- **To be done**
Find all lines in the listing that include the word "text", then copy them.

(Extracted data entries)
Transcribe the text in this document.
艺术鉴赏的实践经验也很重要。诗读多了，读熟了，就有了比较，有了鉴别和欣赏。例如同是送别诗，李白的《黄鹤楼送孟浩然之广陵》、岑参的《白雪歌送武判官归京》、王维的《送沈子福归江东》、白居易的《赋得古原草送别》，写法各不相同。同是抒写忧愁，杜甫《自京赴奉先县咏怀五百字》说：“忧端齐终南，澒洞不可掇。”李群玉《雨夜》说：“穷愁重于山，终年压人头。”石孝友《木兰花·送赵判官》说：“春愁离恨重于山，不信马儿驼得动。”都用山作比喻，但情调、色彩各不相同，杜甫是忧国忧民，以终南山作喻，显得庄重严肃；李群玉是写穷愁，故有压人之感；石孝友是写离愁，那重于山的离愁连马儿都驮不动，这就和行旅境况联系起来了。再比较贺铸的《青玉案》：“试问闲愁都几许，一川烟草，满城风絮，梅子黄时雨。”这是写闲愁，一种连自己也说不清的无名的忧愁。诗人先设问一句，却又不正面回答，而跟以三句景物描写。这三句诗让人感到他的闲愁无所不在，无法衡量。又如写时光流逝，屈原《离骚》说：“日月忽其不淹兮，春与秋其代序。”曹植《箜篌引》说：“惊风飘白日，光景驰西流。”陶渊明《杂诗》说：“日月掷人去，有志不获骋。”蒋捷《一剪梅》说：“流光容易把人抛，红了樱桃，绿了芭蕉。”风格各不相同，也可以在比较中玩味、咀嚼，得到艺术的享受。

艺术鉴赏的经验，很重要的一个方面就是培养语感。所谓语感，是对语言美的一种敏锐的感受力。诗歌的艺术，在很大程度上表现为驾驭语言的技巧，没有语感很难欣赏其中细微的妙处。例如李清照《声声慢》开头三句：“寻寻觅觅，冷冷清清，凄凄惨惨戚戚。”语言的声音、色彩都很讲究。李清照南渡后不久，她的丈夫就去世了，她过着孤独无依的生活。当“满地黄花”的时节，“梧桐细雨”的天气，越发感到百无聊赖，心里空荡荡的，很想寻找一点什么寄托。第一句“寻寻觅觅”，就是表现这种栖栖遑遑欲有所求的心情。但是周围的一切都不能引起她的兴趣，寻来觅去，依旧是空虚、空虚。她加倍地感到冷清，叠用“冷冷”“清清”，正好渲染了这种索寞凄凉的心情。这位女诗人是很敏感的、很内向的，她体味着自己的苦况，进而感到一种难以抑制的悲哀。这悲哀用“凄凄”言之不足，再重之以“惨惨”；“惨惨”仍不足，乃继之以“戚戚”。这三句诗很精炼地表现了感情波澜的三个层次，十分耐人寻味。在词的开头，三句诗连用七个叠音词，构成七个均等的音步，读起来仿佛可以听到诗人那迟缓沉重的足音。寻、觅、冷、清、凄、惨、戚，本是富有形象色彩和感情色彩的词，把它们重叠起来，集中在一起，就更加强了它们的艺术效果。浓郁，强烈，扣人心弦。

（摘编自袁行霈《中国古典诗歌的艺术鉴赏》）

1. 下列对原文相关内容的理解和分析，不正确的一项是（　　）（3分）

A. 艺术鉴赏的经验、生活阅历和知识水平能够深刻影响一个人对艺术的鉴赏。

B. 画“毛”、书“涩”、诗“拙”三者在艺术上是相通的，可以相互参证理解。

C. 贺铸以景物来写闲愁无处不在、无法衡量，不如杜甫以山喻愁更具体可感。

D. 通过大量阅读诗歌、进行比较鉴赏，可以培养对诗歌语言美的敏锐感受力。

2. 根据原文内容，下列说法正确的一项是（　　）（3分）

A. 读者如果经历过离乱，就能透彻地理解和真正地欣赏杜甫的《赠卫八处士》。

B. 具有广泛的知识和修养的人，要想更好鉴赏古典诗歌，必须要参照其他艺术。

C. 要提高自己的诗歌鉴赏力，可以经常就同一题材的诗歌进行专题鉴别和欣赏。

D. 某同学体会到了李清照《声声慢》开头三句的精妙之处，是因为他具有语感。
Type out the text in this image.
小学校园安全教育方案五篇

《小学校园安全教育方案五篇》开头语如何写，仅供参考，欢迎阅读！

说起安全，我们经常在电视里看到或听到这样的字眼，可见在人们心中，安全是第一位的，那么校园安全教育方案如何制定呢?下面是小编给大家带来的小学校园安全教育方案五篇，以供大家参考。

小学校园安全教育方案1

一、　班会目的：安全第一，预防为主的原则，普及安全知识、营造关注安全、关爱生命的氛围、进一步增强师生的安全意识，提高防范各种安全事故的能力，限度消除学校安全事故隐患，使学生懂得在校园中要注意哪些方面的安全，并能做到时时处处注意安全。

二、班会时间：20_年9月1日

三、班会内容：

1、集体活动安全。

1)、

- **Final result**
Transcribe the text in this document.
Type out the text in this image.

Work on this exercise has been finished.